Collected data
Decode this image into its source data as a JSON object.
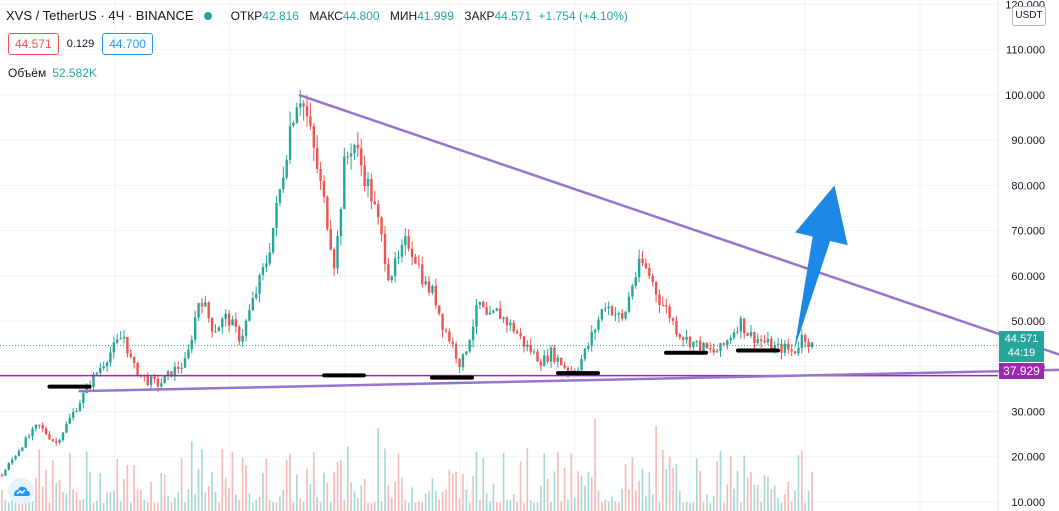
{
  "header": {
    "symbol": "XVS / TetherUS · 4Ч · BINANCE",
    "status_color": "#26a69a",
    "ohlc": {
      "open_label": "ОТКР",
      "open": "42.816",
      "high_label": "МАКС",
      "high": "44.800",
      "low_label": "МИН",
      "low": "41.999",
      "close_label": "ЗАКР",
      "close": "44.571",
      "change": "+1.754 (+4.10%)"
    },
    "sell_price": "44.571",
    "spread": "0.129",
    "buy_price": "44.700",
    "volume_label": "Объём",
    "volume_value": "52.582K"
  },
  "axis": {
    "currency": "USDT",
    "last_price": "44.571",
    "countdown": "44:19",
    "level_price": "37.929"
  },
  "colors": {
    "up": "#26a69a",
    "down": "#ef5350",
    "trendline": "#9575cd",
    "level": "#9c27b0",
    "arrow": "#1e88e5",
    "support_marks": "#000000"
  },
  "chart_data": {
    "type": "candlestick",
    "title": "XVS / TetherUS · 4Ч · BINANCE",
    "y_axis": {
      "ticks": [
        10,
        20,
        30,
        40,
        50,
        60,
        70,
        80,
        90,
        100,
        110,
        120
      ],
      "tick_labels": [
        "10.000",
        "20.000",
        "30.000",
        "40.000",
        "50.000",
        "60.000",
        "70.000",
        "80.000",
        "90.000",
        "100.000",
        "110.000",
        "120.000"
      ],
      "range": [
        8,
        121
      ]
    },
    "x_axis": {
      "ticks": [],
      "range": [
        0,
        180
      ]
    },
    "grid": true,
    "price_path": [
      [
        0,
        16
      ],
      [
        4,
        22
      ],
      [
        8,
        27
      ],
      [
        12,
        23
      ],
      [
        16,
        30
      ],
      [
        20,
        37
      ],
      [
        24,
        43
      ],
      [
        27,
        47
      ],
      [
        29,
        40
      ],
      [
        32,
        37
      ],
      [
        35,
        36
      ],
      [
        38,
        39
      ],
      [
        41,
        41
      ],
      [
        44,
        56
      ],
      [
        47,
        48
      ],
      [
        50,
        51
      ],
      [
        53,
        46
      ],
      [
        56,
        55
      ],
      [
        59,
        64
      ],
      [
        62,
        80
      ],
      [
        64,
        93
      ],
      [
        66,
        101
      ],
      [
        68,
        94
      ],
      [
        70,
        84
      ],
      [
        72,
        74
      ],
      [
        74,
        62
      ],
      [
        76,
        84
      ],
      [
        78,
        90
      ],
      [
        80,
        84
      ],
      [
        82,
        78
      ],
      [
        84,
        70
      ],
      [
        86,
        60
      ],
      [
        88,
        63
      ],
      [
        90,
        68
      ],
      [
        92,
        64
      ],
      [
        94,
        58
      ],
      [
        96,
        56
      ],
      [
        98,
        49
      ],
      [
        100,
        45
      ],
      [
        102,
        40
      ],
      [
        104,
        47
      ],
      [
        106,
        54
      ],
      [
        108,
        50
      ],
      [
        110,
        52
      ],
      [
        112,
        50
      ],
      [
        114,
        48
      ],
      [
        116,
        45
      ],
      [
        118,
        43
      ],
      [
        120,
        41
      ],
      [
        122,
        43
      ],
      [
        124,
        41
      ],
      [
        126,
        39
      ],
      [
        128,
        40
      ],
      [
        130,
        44
      ],
      [
        132,
        49
      ],
      [
        134,
        54
      ],
      [
        136,
        52
      ],
      [
        138,
        50
      ],
      [
        140,
        58
      ],
      [
        142,
        63
      ],
      [
        144,
        60
      ],
      [
        146,
        55
      ],
      [
        148,
        52
      ],
      [
        150,
        48
      ],
      [
        152,
        46
      ],
      [
        154,
        45
      ],
      [
        156,
        44
      ],
      [
        158,
        43
      ],
      [
        160,
        44
      ],
      [
        162,
        47
      ],
      [
        164,
        50
      ],
      [
        166,
        47
      ],
      [
        168,
        46
      ],
      [
        170,
        45
      ],
      [
        172,
        44
      ],
      [
        174,
        44
      ],
      [
        176,
        43
      ],
      [
        178,
        47
      ],
      [
        180,
        44.571
      ]
    ],
    "volume_bars": 240,
    "drawings": {
      "descending_trendline": [
        [
          66,
          100
        ],
        [
          176,
          43.5
        ]
      ],
      "descending_trendline_extended": [
        [
          66,
          100
        ],
        [
          300,
          20.5
        ]
      ],
      "ascending_trendline": [
        [
          17,
          34.5
        ],
        [
          300,
          40.6
        ]
      ],
      "horizontal_level": 37.929,
      "support_marks": [
        [
          15,
          35.5
        ],
        [
          76,
          38.0
        ],
        [
          100,
          37.5
        ],
        [
          128,
          38.5
        ],
        [
          152,
          43.0
        ],
        [
          168,
          43.5
        ]
      ],
      "arrow": {
        "from": [
          176,
          43.5
        ],
        "to": [
          185,
          80
        ]
      }
    }
  }
}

- Instructions for the task -
Transcribe every entry above exactly. Omit all pictures.

- Exercise answer -
Decode this image into its source data as a JSON object.
{
  "header": {
    "symbol": "XVS / TetherUS · 4Ч · BINANCE",
    "status_color": "#26a69a",
    "ohlc": {
      "open_label": "ОТКР",
      "open": "42.816",
      "high_label": "МАКС",
      "high": "44.800",
      "low_label": "МИН",
      "low": "41.999",
      "close_label": "ЗАКР",
      "close": "44.571",
      "change": "+1.754 (+4.10%)"
    },
    "sell_price": "44.571",
    "spread": "0.129",
    "buy_price": "44.700",
    "volume_label": "Объём",
    "volume_value": "52.582K"
  },
  "axis": {
    "currency": "USDT",
    "last_price": "44.571",
    "countdown": "44:19",
    "level_price": "37.929"
  },
  "colors": {
    "up": "#26a69a",
    "down": "#ef5350",
    "trendline": "#9575cd",
    "level": "#9c27b0",
    "arrow": "#1e88e5",
    "support_marks": "#000000"
  },
  "chart_data": {
    "type": "candlestick",
    "title": "XVS / TetherUS · 4Ч · BINANCE",
    "y_axis": {
      "ticks": [
        10,
        20,
        30,
        40,
        50,
        60,
        70,
        80,
        90,
        100,
        110,
        120
      ],
      "tick_labels": [
        "10.000",
        "20.000",
        "30.000",
        "40.000",
        "50.000",
        "60.000",
        "70.000",
        "80.000",
        "90.000",
        "100.000",
        "110.000",
        "120.000"
      ],
      "range": [
        8,
        121
      ]
    },
    "x_axis": {
      "ticks": [],
      "range": [
        0,
        180
      ]
    },
    "grid": true,
    "price_path": [
      [
        0,
        16
      ],
      [
        4,
        22
      ],
      [
        8,
        27
      ],
      [
        12,
        23
      ],
      [
        16,
        30
      ],
      [
        20,
        37
      ],
      [
        24,
        43
      ],
      [
        27,
        47
      ],
      [
        29,
        40
      ],
      [
        32,
        37
      ],
      [
        35,
        36
      ],
      [
        38,
        39
      ],
      [
        41,
        41
      ],
      [
        44,
        56
      ],
      [
        47,
        48
      ],
      [
        50,
        51
      ],
      [
        53,
        46
      ],
      [
        56,
        55
      ],
      [
        59,
        64
      ],
      [
        62,
        80
      ],
      [
        64,
        93
      ],
      [
        66,
        101
      ],
      [
        68,
        94
      ],
      [
        70,
        84
      ],
      [
        72,
        74
      ],
      [
        74,
        62
      ],
      [
        76,
        84
      ],
      [
        78,
        90
      ],
      [
        80,
        84
      ],
      [
        82,
        78
      ],
      [
        84,
        70
      ],
      [
        86,
        60
      ],
      [
        88,
        63
      ],
      [
        90,
        68
      ],
      [
        92,
        64
      ],
      [
        94,
        58
      ],
      [
        96,
        56
      ],
      [
        98,
        49
      ],
      [
        100,
        45
      ],
      [
        102,
        40
      ],
      [
        104,
        47
      ],
      [
        106,
        54
      ],
      [
        108,
        50
      ],
      [
        110,
        52
      ],
      [
        112,
        50
      ],
      [
        114,
        48
      ],
      [
        116,
        45
      ],
      [
        118,
        43
      ],
      [
        120,
        41
      ],
      [
        122,
        43
      ],
      [
        124,
        41
      ],
      [
        126,
        39
      ],
      [
        128,
        40
      ],
      [
        130,
        44
      ],
      [
        132,
        49
      ],
      [
        134,
        54
      ],
      [
        136,
        52
      ],
      [
        138,
        50
      ],
      [
        140,
        58
      ],
      [
        142,
        63
      ],
      [
        144,
        60
      ],
      [
        146,
        55
      ],
      [
        148,
        52
      ],
      [
        150,
        48
      ],
      [
        152,
        46
      ],
      [
        154,
        45
      ],
      [
        156,
        44
      ],
      [
        158,
        43
      ],
      [
        160,
        44
      ],
      [
        162,
        47
      ],
      [
        164,
        50
      ],
      [
        166,
        47
      ],
      [
        168,
        46
      ],
      [
        170,
        45
      ],
      [
        172,
        44
      ],
      [
        174,
        44
      ],
      [
        176,
        43
      ],
      [
        178,
        47
      ],
      [
        180,
        44.571
      ]
    ],
    "volume_bars": 240,
    "drawings": {
      "descending_trendline": [
        [
          66,
          100
        ],
        [
          176,
          43.5
        ]
      ],
      "descending_trendline_extended": [
        [
          66,
          100
        ],
        [
          300,
          20.5
        ]
      ],
      "ascending_trendline": [
        [
          17,
          34.5
        ],
        [
          300,
          40.6
        ]
      ],
      "horizontal_level": 37.929,
      "support_marks": [
        [
          15,
          35.5
        ],
        [
          76,
          38.0
        ],
        [
          100,
          37.5
        ],
        [
          128,
          38.5
        ],
        [
          152,
          43.0
        ],
        [
          168,
          43.5
        ]
      ],
      "arrow": {
        "from": [
          176,
          43.5
        ],
        "to": [
          185,
          80
        ]
      }
    }
  }
}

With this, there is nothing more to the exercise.